*Source extract:*
####################
The hunters themselves view things differently these days and have different expectations. Many operators simply offer them what they want and play the game..............business survival often dictates this. Those who do not offer what the majority seem to want are going to be scratching for clients.


There is also the constant push by fellow hunters to just go with the flow, no fighting amongst ourselves, even if you don't like it you should support 'hunting' in all its shapes and forms. While I agree with this in general...............where does it end and just how far do you have to see things wander away from your beliefs before you say enough is enough, I don't like it and I will not support that? On the one hand you are being true to yourself but being called a traitor by others because you are not supporting their view of 'hunting'. :confused:

Well I am going to have another coffee and then get back to the clients and the bear hunting. One is a hunter ....the other a collector, not really interested in the bear hunting...........just needs one towards a slam of one kind or another, and as Leeukop Safaris said, on to the next species and never to be seen again.

I long for the old days when people would stop to smell the coffee and thought any day in the bush was a good day.
 
I hear what you guys are saying! The world of hunting is never easy to please and understand now a days. I see this at SCI all the time....there are hunters that don't have much money and just love to spend every penny on the sport because it's hard to breath the air everyday if they don't continue hunting and then there are the people that have the money to spend but on want to have something very special otherwise they won't shoot and the hunt is called a failure. And yes, there are mixed in variations of all sorts of hunters. People obsessed with hunting the "The Tiny Ten", collecting the Big 5 and etc.

I guess I get caught up in the game too. And hunt for a very mature animal when I'm paying a lot of money to hunt. And I will spend days looking for animal and enjoying the experience...glassing, seeing new areas and just observing game.

But on the flip side outfitters like hunters to get animals so they have trophy fees to collect, pictures to publish and success rates to update in the brochures. And they can get annoyed with a person just glassing and not shooting.

Personally I like when the outfitter and client are on the same page. The client has no pressure to shoot and can just sit back and suck the whole hunting experience up....like a good alcohol beverage.
 
I must admit, I don't get it. I don't understand competitive hunting for the most inches of horn. I don't understand competitive fishing for the most pounds in the livewell either. For me, hunting and fishing have always been activities to be enjoyed for the experiences they provide.

I DO understand operating a business: You have to provide what the customer wants. You have to market your product so the customer knows about it. You have to compete for a share of the finite number of customer dollars. Business is tough these days for everyone. Therefore, I can't fault an outfitter for providing opportunities that the "collector" will pay for.

I suspect though that there will always be enough "hunters" and outfitters who enjoy serving them to keep the true spirit of hunting alive.
####################
*Source data:*
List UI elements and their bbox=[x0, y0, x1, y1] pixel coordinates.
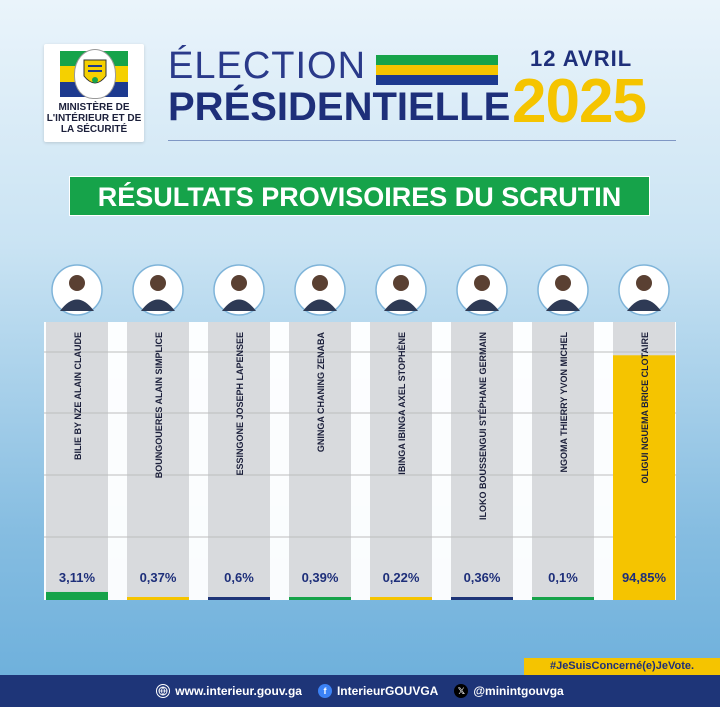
####################
*Stated goal 1:* From the hunting discussion, list every action the writer says you "have to" take when operating a business.
*Stated goal 2:* Copy verbatim the part of the hunting discussion starting with "But on the flip" and going on through "experiences they provide.".

*Correct answer 1:*
- Provide what the customer wants
- Market your product so the customer knows about it
- Compete for a share of the finite number of customer dollars

*Correct answer 2:*
But on the flip side outfitters like hunters to get animals so they have trophy fees to collect, pictures to publish and success rates to update in the brochures. And they can get annoyed with a person just glassing and not shooting.

Personally I like when the outfitter and client are on the same page. The client has no pressure to shoot and can just sit back and suck the whole hunting experience up....like a good alcohol beverage.
 
I must admit, I don't get it. I don't understand competitive hunting for the most inches of horn. I don't understand competitive fishing for the most pounds in the livewell either. For me, hunting and fishing have always been activities to be enjoyed for the experiences they provide.